**ТЕКСТ ДЛЯ ЧТЕНИЯ:**

Вспомнил. Вчера у монастыря мимо меня проползла гадюка в два локтя длиной. Она двигалась так прямо, будто готовила чертёж для геометрической задачи.  Её кожу украшал зигзагообразный узор. Зачем женщины так себя уродуют? Чтобы быть похожими на гадюк? Или это клеймо змея-искусителя: “она  у меня на службе”. Или это сигнальное общение: “Я на всё готова. Плод созрел и уже немного попахивает.  Спешите, угощайтесь.  Не надо никаких обязательств”
Трудно сказать, но самоклеймление очень распространено. Вот у девушки из трусов на животе выглядывает пол скорпиончика, разжигая любопытство на другую половину. Но с девушкообразными тётеньками всё понятно.  А женщины-то крупные и немолодые… Им-то зачем? У пятидесятилетней, полной до колыханий, немки вся спина изрисована орлами, а по хребту идёт жирная надпись “BEAR”. Зачем? Зачем она разместила на себе рекламу пива?
Я приметил на пляже знакомых супругов Ларису и Виктора. Виктор носит майку с надписью ARMENIA.  Они устроились на лежаках рядом с террасой аквалангистов, около скалы, белое подножие которой зализано волнами до гладкости кости. Мы уже здоровались сегодня, и я подхожу сразу с вопросом, что им удалось узнать и увидеть?  Лариса говорит, что они ходили в горы, поднялись высоко. Везде можно пройти.

**ИСХОДНЫЕ ДАННЫЕ:**
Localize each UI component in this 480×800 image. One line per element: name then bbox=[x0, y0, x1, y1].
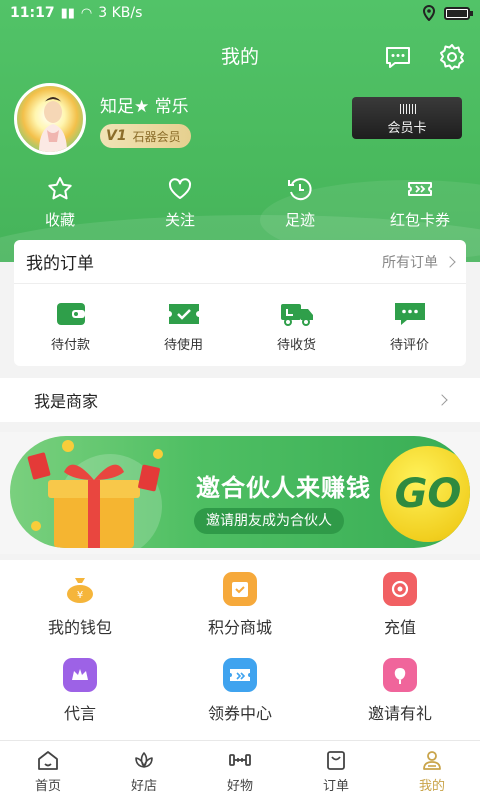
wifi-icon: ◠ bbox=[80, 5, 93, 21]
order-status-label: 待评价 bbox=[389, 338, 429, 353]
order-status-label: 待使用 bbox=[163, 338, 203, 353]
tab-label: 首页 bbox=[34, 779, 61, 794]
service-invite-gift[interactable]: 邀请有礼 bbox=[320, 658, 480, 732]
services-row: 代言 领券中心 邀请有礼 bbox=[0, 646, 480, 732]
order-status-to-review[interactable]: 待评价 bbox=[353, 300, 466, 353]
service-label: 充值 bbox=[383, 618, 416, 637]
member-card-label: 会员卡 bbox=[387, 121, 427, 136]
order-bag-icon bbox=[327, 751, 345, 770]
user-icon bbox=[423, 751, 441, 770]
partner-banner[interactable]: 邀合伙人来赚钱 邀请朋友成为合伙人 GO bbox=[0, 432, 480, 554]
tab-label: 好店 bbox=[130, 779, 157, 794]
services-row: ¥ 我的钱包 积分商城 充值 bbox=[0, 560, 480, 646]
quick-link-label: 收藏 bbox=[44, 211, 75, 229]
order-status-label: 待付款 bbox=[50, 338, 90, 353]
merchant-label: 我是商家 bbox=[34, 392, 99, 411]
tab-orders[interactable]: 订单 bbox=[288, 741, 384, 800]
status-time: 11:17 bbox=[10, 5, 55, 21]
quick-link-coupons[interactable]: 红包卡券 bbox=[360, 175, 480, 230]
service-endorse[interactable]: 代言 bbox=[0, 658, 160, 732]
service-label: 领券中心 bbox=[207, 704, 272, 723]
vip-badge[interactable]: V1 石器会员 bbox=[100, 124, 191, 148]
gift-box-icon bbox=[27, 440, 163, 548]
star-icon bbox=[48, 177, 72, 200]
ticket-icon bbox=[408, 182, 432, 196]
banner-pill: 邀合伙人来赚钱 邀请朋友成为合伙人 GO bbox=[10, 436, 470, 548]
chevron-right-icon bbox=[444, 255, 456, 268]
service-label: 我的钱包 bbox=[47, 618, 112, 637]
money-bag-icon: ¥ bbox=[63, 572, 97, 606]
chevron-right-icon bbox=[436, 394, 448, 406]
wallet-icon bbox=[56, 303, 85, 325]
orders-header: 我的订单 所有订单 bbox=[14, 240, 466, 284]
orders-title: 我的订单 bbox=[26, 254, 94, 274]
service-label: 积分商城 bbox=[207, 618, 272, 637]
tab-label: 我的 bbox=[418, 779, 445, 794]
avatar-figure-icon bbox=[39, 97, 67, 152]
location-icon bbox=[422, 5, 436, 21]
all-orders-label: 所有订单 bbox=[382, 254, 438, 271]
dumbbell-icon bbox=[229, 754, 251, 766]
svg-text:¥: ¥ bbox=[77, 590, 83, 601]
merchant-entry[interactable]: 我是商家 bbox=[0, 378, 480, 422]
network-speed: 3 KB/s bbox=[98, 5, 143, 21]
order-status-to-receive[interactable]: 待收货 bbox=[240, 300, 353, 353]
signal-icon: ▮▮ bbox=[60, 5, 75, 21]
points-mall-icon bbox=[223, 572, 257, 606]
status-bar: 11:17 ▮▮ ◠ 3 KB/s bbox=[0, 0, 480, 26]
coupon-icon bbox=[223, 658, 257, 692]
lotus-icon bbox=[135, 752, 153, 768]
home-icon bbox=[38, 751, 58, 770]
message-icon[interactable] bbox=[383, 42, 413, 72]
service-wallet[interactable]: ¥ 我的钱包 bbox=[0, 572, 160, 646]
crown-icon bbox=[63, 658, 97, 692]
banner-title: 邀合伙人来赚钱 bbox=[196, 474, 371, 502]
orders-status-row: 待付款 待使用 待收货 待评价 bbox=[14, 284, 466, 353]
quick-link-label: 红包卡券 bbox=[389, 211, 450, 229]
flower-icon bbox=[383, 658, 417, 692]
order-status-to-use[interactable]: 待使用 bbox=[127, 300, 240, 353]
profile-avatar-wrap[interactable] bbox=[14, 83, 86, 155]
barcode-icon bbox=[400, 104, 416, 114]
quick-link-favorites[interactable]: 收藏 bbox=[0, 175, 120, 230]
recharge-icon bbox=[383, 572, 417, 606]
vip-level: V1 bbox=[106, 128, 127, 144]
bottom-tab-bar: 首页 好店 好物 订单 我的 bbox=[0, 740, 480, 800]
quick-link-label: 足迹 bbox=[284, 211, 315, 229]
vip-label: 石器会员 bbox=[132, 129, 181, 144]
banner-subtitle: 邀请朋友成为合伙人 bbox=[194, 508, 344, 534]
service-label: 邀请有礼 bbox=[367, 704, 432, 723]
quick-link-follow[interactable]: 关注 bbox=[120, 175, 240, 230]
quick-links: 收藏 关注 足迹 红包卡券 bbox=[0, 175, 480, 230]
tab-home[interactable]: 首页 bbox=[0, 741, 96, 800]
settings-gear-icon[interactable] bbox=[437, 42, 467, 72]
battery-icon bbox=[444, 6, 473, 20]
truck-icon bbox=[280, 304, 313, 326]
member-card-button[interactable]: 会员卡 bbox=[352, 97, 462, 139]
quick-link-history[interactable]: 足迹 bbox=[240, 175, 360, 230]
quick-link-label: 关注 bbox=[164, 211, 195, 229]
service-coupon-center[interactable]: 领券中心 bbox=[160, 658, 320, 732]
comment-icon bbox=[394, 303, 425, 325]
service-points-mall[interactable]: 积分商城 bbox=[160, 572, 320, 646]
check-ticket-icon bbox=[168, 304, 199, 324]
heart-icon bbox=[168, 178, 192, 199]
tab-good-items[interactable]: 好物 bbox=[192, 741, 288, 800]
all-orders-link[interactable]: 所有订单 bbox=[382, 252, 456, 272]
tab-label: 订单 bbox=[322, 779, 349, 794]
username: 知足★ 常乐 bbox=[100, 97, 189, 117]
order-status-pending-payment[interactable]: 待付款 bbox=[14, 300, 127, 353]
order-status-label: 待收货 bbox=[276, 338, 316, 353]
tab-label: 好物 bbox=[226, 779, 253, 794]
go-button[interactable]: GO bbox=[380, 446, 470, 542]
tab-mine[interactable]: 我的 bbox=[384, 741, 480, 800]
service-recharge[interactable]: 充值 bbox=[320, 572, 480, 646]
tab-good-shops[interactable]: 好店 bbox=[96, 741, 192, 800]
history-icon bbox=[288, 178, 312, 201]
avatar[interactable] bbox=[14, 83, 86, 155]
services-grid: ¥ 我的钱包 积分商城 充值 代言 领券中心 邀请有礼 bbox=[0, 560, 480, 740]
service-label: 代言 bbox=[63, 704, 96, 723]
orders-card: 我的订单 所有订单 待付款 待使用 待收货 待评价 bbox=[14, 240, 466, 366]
==
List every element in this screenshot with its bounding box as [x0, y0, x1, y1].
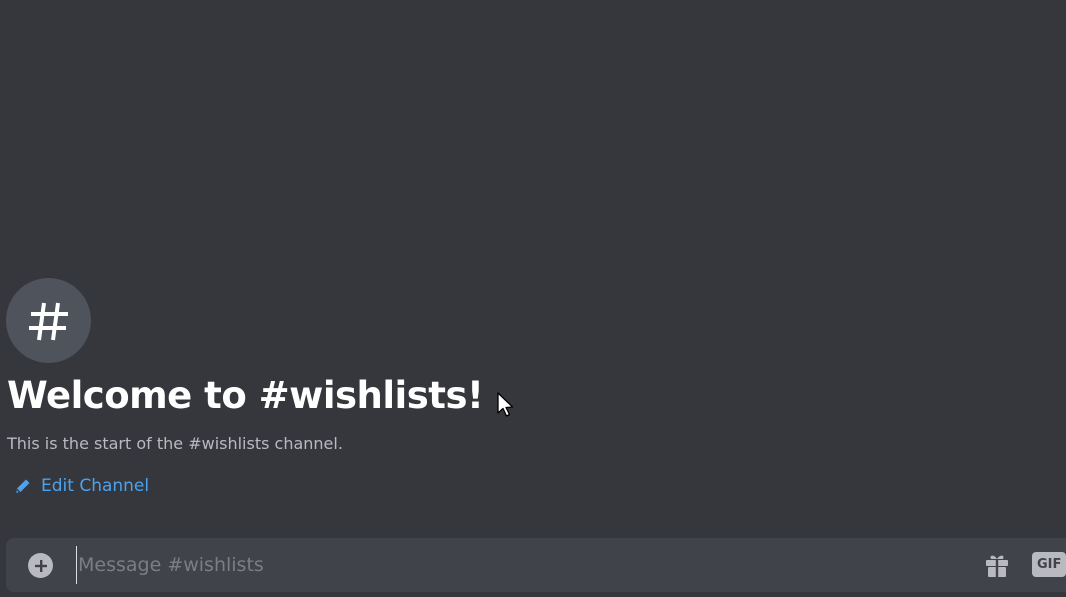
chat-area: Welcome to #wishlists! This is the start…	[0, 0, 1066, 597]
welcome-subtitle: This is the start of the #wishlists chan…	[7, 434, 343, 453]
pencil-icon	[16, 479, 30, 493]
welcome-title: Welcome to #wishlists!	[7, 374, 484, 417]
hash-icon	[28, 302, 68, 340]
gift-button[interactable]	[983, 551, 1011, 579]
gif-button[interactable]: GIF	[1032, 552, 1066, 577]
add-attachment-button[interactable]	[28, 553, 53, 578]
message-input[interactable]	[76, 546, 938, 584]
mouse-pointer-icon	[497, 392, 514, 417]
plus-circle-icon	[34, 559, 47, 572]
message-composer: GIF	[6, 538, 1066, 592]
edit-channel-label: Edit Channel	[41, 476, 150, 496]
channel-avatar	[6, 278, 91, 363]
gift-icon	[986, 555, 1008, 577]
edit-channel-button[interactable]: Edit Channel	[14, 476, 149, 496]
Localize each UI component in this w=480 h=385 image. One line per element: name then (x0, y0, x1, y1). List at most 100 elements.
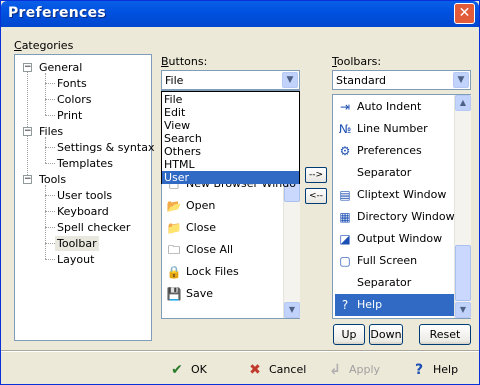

**ЗАДАНИЕ:**
Ответьте по тексту для чтения:
(a) Какой длины была гадюка, проползшая мимо рассказчика у монастыря?
(b) Какая надпись идет по хребту у пятидесятилетней немки?
(c) Какая надпись на майке у Виктора?
Приведенные данные здесь не используются.

**ОТВЕТ:**
(a) Два локтя.
(b) «BEAR».
(c) ARMENIA.